» **Exercise requirements**
Which lines in the records below contain the word "title"? Copy each one out.

» **Listed entries**

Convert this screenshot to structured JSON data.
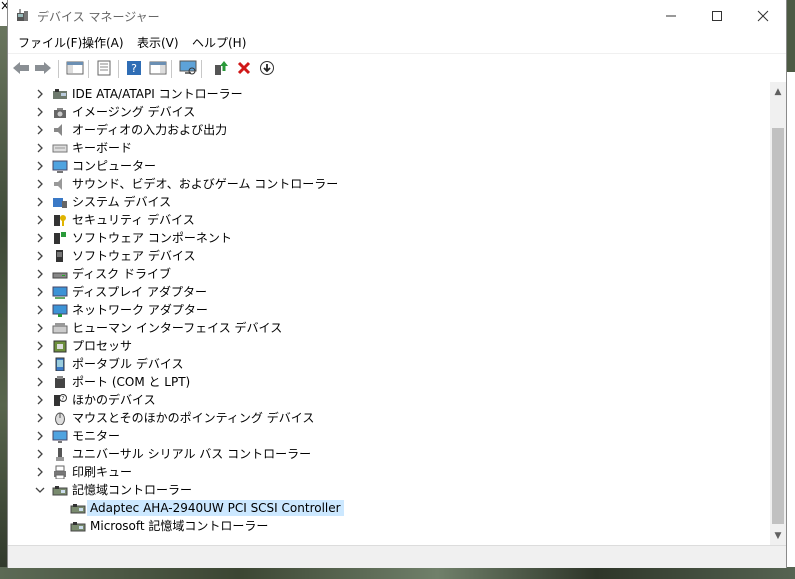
{
  "window": {
    "title": "デバイス マネージャー",
    "controls": {
      "minimize": "—",
      "maximize": "☐",
      "close": "✕"
    }
  },
  "menu": [
    "ファイル(F)",
    "操作(A)",
    "表示(V)",
    "ヘルプ(H)"
  ],
  "toolbar": [
    {
      "icon": "back-arrow-icon"
    },
    {
      "icon": "forward-arrow-icon"
    },
    {
      "icon": "show-hide-console-tree-icon"
    },
    {
      "icon": "properties-icon"
    },
    {
      "icon": "help-icon"
    },
    {
      "icon": "action-pane-icon"
    },
    {
      "icon": "scan-hardware-icon"
    },
    {
      "icon": "update-driver-icon"
    },
    {
      "icon": "uninstall-device-icon"
    },
    {
      "icon": "download-driver-icon"
    }
  ],
  "tree": [
    {
      "label": "IDE ATA/ATAPI コントローラー",
      "icon": "ide-controller-icon",
      "expanded": false,
      "level": 0
    },
    {
      "label": "イメージング デバイス",
      "icon": "camera-icon",
      "expanded": false,
      "level": 0
    },
    {
      "label": "オーディオの入力および出力",
      "icon": "speaker-icon",
      "expanded": false,
      "level": 0
    },
    {
      "label": "キーボード",
      "icon": "keyboard-icon",
      "expanded": false,
      "level": 0
    },
    {
      "label": "コンピューター",
      "icon": "computer-icon",
      "expanded": false,
      "level": 0
    },
    {
      "label": "サウンド、ビデオ、およびゲーム コントローラー",
      "icon": "sound-icon",
      "expanded": false,
      "level": 0
    },
    {
      "label": "システム デバイス",
      "icon": "system-device-icon",
      "expanded": false,
      "level": 0
    },
    {
      "label": "セキュリティ デバイス",
      "icon": "security-key-icon",
      "expanded": false,
      "level": 0
    },
    {
      "label": "ソフトウェア コンポーネント",
      "icon": "software-component-icon",
      "expanded": false,
      "level": 0
    },
    {
      "label": "ソフトウェア デバイス",
      "icon": "software-device-icon",
      "expanded": false,
      "level": 0
    },
    {
      "label": "ディスク ドライブ",
      "icon": "disk-drive-icon",
      "expanded": false,
      "level": 0
    },
    {
      "label": "ディスプレイ アダプター",
      "icon": "display-adapter-icon",
      "expanded": false,
      "level": 0
    },
    {
      "label": "ネットワーク アダプター",
      "icon": "network-adapter-icon",
      "expanded": false,
      "level": 0
    },
    {
      "label": "ヒューマン インターフェイス デバイス",
      "icon": "hid-icon",
      "expanded": false,
      "level": 0
    },
    {
      "label": "プロセッサ",
      "icon": "processor-icon",
      "expanded": false,
      "level": 0
    },
    {
      "label": "ポータブル デバイス",
      "icon": "portable-device-icon",
      "expanded": false,
      "level": 0
    },
    {
      "label": "ポート (COM と LPT)",
      "icon": "port-icon",
      "expanded": false,
      "level": 0
    },
    {
      "label": "ほかのデバイス",
      "icon": "unknown-device-icon",
      "expanded": false,
      "level": 0
    },
    {
      "label": "マウスとそのほかのポインティング デバイス",
      "icon": "mouse-icon",
      "expanded": false,
      "level": 0
    },
    {
      "label": "モニター",
      "icon": "monitor-icon",
      "expanded": false,
      "level": 0
    },
    {
      "label": "ユニバーサル シリアル バス コントローラー",
      "icon": "usb-icon",
      "expanded": false,
      "level": 0
    },
    {
      "label": "印刷キュー",
      "icon": "printer-icon",
      "expanded": false,
      "level": 0
    },
    {
      "label": "記憶域コントローラー",
      "icon": "storage-controller-icon",
      "expanded": true,
      "level": 0
    },
    {
      "label": "Adaptec AHA-2940UW PCI SCSI Controller",
      "icon": "storage-controller-icon",
      "level": 1,
      "selected": true
    },
    {
      "label": "Microsoft 記憶域コントローラー",
      "icon": "storage-controller-icon",
      "level": 1
    }
  ]
}
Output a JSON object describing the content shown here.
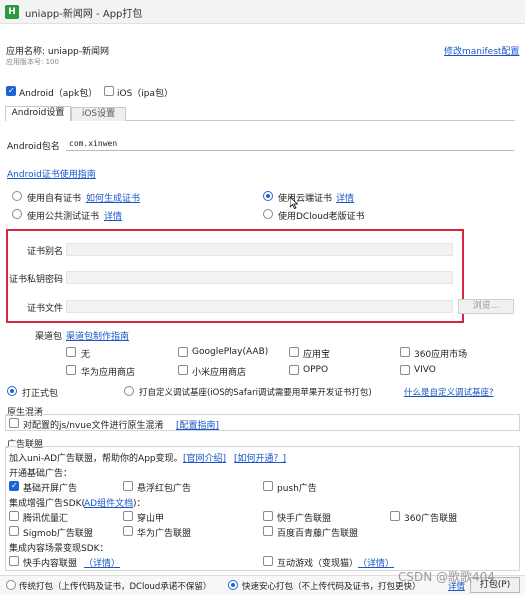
{
  "window": {
    "title": "uniapp-新闻网 - App打包"
  },
  "header": {
    "app_name_label": "应用名称: uniapp-新闻网",
    "version_label": "应用版本号: 100",
    "modify_manifest_link": "修改manifest配置"
  },
  "platforms": {
    "android_label": "Android（apk包）",
    "ios_label": "iOS（ipa包）"
  },
  "tabs": {
    "android": "Android设置",
    "ios": "iOS设置"
  },
  "android": {
    "package_label": "Android包名",
    "package_value": "com.xinwen",
    "cert_guide_link": "Android证书使用指南",
    "cert_options": {
      "own_cert": "使用自有证书",
      "how_to_generate_link": "如何生成证书",
      "cloud_cert": "使用云端证书",
      "cloud_detail_link": "详情",
      "public_test_cert": "使用公共测试证书",
      "public_detail_link": "详情",
      "dcloud_old_cert": "使用DCloud老版证书"
    },
    "cert_fields": {
      "alias_label": "证书别名",
      "password_label": "证书私钥密码",
      "file_label": "证书文件",
      "browse_button": "浏览..."
    },
    "channels": {
      "label": "渠道包",
      "guide_link": "渠道包制作指南",
      "items": [
        "无",
        "GooglePlay(AAB)",
        "应用宝",
        "360应用市场",
        "华为应用商店",
        "小米应用商店",
        "OPPO",
        "VIVO"
      ]
    }
  },
  "pack_type": {
    "formal": "打正式包",
    "custom_base": "打自定义调试基座(iOS的Safari调试需要用苹果开发证书打包)",
    "what_is_custom_link": "什么是自定义调试基座?"
  },
  "native_obfuscation": {
    "title": "原生混淆",
    "checkbox_label": "对配置的js/nvue文件进行原生混淆",
    "config_link": "[配置指南]"
  },
  "ads": {
    "title": "广告联盟",
    "intro_text": "加入uni-AD广告联盟，帮助你的App变现。",
    "official_intro_link": "[官网介绍]",
    "how_to_enable_link": "[如何开通？]",
    "basic_label": "开通基础广告：",
    "basic_items": [
      "基础开屏广告",
      "悬浮红包广告",
      "push广告"
    ],
    "enhanced_label_prefix": "集成增强广告SDK(",
    "enhanced_docs_link": "AD组件文档",
    "enhanced_label_suffix": ")：",
    "enhanced_items": [
      "腾讯优量汇",
      "穿山甲",
      "快手广告联盟",
      "360广告联盟",
      "Sigmob广告联盟",
      "华为广告联盟",
      "百度百青藤广告联盟"
    ],
    "content_label": "集成内容场景变现SDK：",
    "content_items": [
      "快手内容联盟",
      "互动游戏（变现猫）"
    ],
    "content_detail_link_1": "（详情）",
    "content_detail_link_2": "（详情）"
  },
  "bottom": {
    "traditional": "传统打包（上传代码及证书，DCloud承诺不保留）",
    "fast_safe": "快速安心打包（不上传代码及证书，打包更快）",
    "detail_link": "详情",
    "pack_button": "打包(P)"
  },
  "watermark": "CSDN @歌歌404"
}
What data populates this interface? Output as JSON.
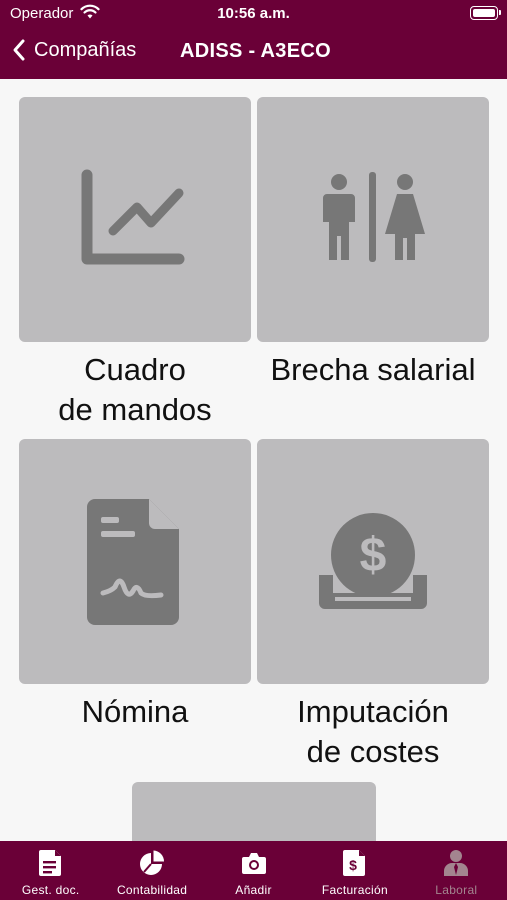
{
  "status_bar": {
    "carrier": "Operador",
    "time": "10:56 a.m."
  },
  "nav": {
    "back_label": "Compañías",
    "title": "ADISS - A3ECO"
  },
  "tiles": [
    {
      "label": "Cuadro\nde mandos",
      "icon": "line-chart-icon"
    },
    {
      "label": "Brecha salarial",
      "icon": "gender-gap-icon"
    },
    {
      "label": "Nómina",
      "icon": "payroll-document-icon"
    },
    {
      "label": "Imputación\nde costes",
      "icon": "dollar-coin-icon"
    },
    {
      "label": "",
      "icon": ""
    }
  ],
  "tabbar": {
    "items": [
      {
        "label": "Gest. doc.",
        "icon": "document-icon",
        "active": true
      },
      {
        "label": "Contabilidad",
        "icon": "pie-chart-icon",
        "active": true
      },
      {
        "label": "Añadir",
        "icon": "camera-icon",
        "active": true
      },
      {
        "label": "Facturación",
        "icon": "invoice-icon",
        "active": true
      },
      {
        "label": "Laboral",
        "icon": "person-icon",
        "active": false
      }
    ]
  },
  "colors": {
    "brand": "#6a0037",
    "tile": "#bcbbbd",
    "icon": "#777777",
    "background": "#f7f7f7"
  }
}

» **Written reply**
    "title": "デバイス マネージャー",
    "title": "uniapp-新闻网 - App打包"
    "title": "原生混淆",
    "title": "广告联盟",
    "title": "ADISS - A3ECO"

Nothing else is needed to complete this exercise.